Below are the records. Restate word for word every line from the one that contains "Give me the JSON representation of this screenshot's content." through the final line, both included.

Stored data

- - -

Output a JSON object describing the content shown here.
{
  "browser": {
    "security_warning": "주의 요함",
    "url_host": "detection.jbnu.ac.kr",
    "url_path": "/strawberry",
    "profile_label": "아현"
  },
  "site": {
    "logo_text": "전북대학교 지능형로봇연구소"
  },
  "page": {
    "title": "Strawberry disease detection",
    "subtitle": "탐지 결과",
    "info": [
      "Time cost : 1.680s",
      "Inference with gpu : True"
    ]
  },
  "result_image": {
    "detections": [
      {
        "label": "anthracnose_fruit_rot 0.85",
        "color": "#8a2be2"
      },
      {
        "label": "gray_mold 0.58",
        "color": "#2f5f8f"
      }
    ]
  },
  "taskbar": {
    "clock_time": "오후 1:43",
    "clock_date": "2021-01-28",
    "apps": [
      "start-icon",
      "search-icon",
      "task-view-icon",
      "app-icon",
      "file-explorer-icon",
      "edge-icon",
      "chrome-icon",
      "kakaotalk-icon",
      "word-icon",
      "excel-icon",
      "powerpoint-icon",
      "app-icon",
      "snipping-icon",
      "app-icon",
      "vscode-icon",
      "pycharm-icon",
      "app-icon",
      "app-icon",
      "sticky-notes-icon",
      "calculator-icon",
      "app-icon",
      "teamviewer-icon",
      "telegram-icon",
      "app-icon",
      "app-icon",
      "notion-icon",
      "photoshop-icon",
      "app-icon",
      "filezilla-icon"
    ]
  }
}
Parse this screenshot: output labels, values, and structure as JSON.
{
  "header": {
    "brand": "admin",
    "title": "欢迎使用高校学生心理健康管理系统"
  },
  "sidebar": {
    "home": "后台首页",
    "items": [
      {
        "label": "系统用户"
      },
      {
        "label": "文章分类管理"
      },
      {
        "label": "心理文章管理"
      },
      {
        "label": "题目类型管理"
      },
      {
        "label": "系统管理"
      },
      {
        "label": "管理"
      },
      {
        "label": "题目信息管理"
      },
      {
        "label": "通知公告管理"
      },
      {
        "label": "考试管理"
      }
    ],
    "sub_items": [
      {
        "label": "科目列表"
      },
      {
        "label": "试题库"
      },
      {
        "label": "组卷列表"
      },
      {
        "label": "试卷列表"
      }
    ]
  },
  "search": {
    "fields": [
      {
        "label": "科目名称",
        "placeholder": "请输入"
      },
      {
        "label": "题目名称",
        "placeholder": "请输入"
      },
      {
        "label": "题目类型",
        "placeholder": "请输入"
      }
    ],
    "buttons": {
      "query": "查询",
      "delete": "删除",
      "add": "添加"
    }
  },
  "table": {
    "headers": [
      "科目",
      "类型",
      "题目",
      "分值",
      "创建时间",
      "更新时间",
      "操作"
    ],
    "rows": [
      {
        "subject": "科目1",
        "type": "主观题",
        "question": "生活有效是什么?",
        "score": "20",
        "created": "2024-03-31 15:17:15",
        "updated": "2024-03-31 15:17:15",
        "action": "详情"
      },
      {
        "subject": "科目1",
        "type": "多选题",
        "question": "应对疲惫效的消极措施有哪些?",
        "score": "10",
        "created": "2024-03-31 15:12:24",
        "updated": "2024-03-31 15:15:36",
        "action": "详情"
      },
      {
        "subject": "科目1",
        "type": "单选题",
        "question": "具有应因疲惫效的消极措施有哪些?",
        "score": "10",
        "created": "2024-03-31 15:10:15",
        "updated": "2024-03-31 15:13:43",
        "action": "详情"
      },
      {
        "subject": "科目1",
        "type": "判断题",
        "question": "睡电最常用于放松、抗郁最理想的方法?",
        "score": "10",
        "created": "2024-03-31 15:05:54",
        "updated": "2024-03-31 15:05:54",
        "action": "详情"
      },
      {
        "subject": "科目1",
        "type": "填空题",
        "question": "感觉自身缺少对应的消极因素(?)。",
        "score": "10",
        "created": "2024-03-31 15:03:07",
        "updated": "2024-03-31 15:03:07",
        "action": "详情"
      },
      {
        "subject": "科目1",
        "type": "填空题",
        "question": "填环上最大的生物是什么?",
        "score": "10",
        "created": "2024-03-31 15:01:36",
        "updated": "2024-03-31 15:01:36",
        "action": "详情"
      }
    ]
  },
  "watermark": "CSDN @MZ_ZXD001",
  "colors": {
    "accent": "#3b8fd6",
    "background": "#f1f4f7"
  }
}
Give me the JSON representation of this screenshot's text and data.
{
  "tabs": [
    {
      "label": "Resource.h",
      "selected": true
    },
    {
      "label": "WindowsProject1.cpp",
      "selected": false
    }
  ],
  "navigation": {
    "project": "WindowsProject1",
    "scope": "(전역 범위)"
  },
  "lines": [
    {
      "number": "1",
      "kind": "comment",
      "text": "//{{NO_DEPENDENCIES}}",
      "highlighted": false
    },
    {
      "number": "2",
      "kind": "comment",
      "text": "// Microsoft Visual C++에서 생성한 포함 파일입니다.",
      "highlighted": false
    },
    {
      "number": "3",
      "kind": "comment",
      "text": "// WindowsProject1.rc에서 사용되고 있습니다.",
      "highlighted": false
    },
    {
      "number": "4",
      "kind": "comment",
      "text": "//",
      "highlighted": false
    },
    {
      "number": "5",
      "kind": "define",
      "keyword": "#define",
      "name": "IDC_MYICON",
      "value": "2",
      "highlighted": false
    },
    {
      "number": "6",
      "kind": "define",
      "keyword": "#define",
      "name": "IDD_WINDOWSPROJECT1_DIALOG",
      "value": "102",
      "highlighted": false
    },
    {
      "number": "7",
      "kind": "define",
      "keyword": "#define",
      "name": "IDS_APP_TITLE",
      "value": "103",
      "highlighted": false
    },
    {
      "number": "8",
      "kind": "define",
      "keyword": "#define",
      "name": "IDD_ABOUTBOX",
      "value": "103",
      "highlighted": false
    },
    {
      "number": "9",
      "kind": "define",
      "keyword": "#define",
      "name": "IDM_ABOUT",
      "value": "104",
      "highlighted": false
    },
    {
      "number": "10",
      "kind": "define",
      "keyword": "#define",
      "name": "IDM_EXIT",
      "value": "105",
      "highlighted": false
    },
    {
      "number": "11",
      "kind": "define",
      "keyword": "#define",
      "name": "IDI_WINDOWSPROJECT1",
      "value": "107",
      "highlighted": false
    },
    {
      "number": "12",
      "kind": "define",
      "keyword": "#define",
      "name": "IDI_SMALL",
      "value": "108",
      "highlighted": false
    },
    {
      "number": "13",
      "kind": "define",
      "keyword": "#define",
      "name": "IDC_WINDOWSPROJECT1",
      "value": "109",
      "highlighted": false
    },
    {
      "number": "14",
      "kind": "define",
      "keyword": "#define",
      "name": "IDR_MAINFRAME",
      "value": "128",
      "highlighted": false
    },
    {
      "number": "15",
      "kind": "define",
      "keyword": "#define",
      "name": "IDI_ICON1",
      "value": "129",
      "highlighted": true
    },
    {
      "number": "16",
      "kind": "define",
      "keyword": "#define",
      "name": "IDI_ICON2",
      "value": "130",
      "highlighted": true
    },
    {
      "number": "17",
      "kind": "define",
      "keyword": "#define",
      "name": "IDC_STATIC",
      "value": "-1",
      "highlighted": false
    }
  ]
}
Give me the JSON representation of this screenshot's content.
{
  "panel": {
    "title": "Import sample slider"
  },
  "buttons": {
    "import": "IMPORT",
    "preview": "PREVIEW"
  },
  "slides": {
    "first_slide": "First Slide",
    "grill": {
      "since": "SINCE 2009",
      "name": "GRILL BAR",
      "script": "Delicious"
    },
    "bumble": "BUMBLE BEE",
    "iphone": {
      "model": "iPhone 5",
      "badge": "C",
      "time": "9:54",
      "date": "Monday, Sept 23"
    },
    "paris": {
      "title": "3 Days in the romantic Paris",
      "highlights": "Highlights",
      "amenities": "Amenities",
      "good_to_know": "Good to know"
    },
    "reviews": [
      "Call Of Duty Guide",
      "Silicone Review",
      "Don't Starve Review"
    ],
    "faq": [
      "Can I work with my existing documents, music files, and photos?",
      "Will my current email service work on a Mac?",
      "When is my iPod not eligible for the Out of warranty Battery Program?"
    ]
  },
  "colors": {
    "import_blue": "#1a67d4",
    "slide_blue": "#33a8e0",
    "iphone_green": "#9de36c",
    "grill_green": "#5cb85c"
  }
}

- - -

■ **Expected answer**
Give me the JSON representation of this screenshot's content.
{
  "panel": {
    "title": "Import sample slider"
  },
  "buttons": {
    "import": "IMPORT",
    "preview": "PREVIEW"
  },
  "slides": {
    "first_slide": "First Slide",
    "grill": {
      "since": "SINCE 2009",
      "name": "GRILL BAR",
      "script": "Delicious"
    },
    "bumble": "BUMBLE BEE",
    "iphone": {
      "model": "iPhone 5",
      "badge": "C",
      "time": "9:54",
      "date": "Monday, Sept 23"
    },
    "paris": {
      "title": "3 Days in the romantic Paris",
      "highlights": "Highlights",
      "amenities": "Amenities",
      "good_to_know": "Good to know"
    },
    "reviews": [
      "Call Of Duty Guide",
      "Silicone Review",
      "Don't Starve Review"
    ],
    "faq": [
      "Can I work with my existing documents, music files, and photos?",
      "Will my current email service work on a Mac?",
      "When is my iPod not eligible for the Out of warranty Battery Program?"
    ]
  },
  "colors": {
    "import_blue": "#1a67d4",
    "slide_blue": "#33a8e0",
    "iphone_green": "#9de36c",
    "grill_green": "#5cb85c"
  }
}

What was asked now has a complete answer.